Hiergegen richtet sich die Revision der Klägerinnen. Sie machen zur Begründung geltend, ihnen seien Aufenthaltsbefugnisse nach § 70 AsylVfG zu erteilen. Auf Zweifel an ihrer Identität und Staatsangehörigkeit komme es insoweit nicht an. Sie könnten auch nach Art. 28 GFK die Erteilung von Reiseausweisen beanspruchen, weil sie sich angesichts der Verpflichtung der Beklagten zur Erteilung von Aufenthaltsbefugnissen rechtmäßig im Bundesgebiet aufhielten.
Die Beklagte tritt der Revision entgegen.
Der Vertreter des Bundesinteresses beteiligt sich am Verfahren. Er führt u.a. aus, der Reiseausweis für Flüchtlinge weise im internationalen Reiseverkehr in weitem Umfang passersetzenden Charakter auf. Es sei im völkerrechtlichen Verkehr nicht hinnehmbar, dass Papiere mit einer solchen Funktion ausgestellt würden, die falsche Angaben enthielten.
Während des Revisionsverfahrens hat die Beklagte den Klägerinnen Aufenthaltsbefugnisse erteilt. Daraufhin haben beide Seiten den Rechtsstreit insoweit für erledigt erklärt.

◆ **AUSZÜGE AUS DATENSÄTZEN**:
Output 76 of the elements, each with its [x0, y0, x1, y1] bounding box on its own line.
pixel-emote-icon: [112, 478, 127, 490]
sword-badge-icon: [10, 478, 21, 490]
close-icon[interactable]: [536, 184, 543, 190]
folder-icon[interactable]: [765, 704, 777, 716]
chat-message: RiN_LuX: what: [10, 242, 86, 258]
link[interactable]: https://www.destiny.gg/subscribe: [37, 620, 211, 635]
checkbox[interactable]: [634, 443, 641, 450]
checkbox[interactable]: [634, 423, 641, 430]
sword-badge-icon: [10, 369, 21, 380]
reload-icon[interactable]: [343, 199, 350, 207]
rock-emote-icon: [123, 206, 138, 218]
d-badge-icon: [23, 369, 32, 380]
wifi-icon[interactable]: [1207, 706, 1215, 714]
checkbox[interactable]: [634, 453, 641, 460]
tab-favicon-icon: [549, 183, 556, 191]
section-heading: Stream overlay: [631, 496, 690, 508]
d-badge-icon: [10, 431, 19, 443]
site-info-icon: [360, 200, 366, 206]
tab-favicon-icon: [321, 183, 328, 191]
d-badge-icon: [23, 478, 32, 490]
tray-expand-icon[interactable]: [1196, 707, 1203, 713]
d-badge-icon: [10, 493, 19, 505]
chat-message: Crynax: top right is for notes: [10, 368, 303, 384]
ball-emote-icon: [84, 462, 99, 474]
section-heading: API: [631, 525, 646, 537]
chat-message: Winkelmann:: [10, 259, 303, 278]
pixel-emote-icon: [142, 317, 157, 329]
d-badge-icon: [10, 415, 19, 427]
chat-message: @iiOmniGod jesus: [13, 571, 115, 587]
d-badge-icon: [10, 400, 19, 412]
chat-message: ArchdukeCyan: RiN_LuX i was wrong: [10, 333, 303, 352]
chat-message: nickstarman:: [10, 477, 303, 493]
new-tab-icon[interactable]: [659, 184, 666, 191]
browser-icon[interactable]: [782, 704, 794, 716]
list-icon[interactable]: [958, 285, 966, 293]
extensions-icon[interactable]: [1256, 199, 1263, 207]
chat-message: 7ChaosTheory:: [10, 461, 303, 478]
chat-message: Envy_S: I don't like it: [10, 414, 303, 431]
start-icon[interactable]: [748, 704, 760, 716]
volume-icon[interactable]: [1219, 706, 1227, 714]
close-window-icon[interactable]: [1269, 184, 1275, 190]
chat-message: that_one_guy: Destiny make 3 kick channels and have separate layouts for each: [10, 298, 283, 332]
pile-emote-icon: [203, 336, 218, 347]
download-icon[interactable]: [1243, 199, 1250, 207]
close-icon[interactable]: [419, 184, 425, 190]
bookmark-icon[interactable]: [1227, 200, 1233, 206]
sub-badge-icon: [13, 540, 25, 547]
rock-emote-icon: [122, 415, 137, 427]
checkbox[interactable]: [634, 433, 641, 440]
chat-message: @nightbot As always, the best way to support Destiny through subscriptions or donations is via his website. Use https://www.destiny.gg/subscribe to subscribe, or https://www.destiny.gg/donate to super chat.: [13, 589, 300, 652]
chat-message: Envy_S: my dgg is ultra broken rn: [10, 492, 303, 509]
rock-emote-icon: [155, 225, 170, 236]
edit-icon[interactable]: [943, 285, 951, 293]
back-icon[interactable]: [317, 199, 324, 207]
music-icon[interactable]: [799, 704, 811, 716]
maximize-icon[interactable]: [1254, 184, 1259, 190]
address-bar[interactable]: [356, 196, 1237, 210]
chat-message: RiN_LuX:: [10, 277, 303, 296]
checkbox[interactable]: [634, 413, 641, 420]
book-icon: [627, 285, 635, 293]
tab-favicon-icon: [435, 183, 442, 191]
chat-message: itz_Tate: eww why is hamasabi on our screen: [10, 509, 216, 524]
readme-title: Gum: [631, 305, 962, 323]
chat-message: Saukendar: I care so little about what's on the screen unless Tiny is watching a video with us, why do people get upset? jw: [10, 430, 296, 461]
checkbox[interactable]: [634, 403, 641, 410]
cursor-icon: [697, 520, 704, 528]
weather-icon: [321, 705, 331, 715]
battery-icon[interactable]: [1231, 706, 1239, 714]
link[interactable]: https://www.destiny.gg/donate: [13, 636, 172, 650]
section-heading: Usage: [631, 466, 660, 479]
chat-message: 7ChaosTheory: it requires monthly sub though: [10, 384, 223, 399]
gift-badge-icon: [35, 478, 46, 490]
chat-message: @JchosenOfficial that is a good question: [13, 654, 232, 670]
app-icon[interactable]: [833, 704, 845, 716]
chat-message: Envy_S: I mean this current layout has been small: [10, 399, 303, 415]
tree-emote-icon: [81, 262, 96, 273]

◆ **ZU LÖSENDE AUFGABE**: Bitte gib aus dem Textauszug alles von „Hiergegen richtet sich“ bis hinunter zu „im Bundesgebiet aufhielten.“ erneut wieder und tausche dabei „Staatsangehörigkeit“ gegen „Herkunft“ aus. Das Material ist eigenständig und gehört nicht zum Textauszug.

◆ **AUSGEARBEITETE LÖSUNG**:
Hiergegen richtet sich die Revision der Klägerinnen. Sie machen zur Begründung geltend, ihnen seien Aufenthaltsbefugnisse nach § 70 AsylVfG zu erteilen. Auf Zweifel an ihrer Identität und Herkunft komme es insoweit nicht an. Sie könnten auch nach Art. 28 GFK die Erteilung von Reiseausweisen beanspruchen, weil sie sich angesichts der Verpflichtung der Beklagten zur Erteilung von Aufenthaltsbefugnissen rechtmäßig im Bundesgebiet aufhielten.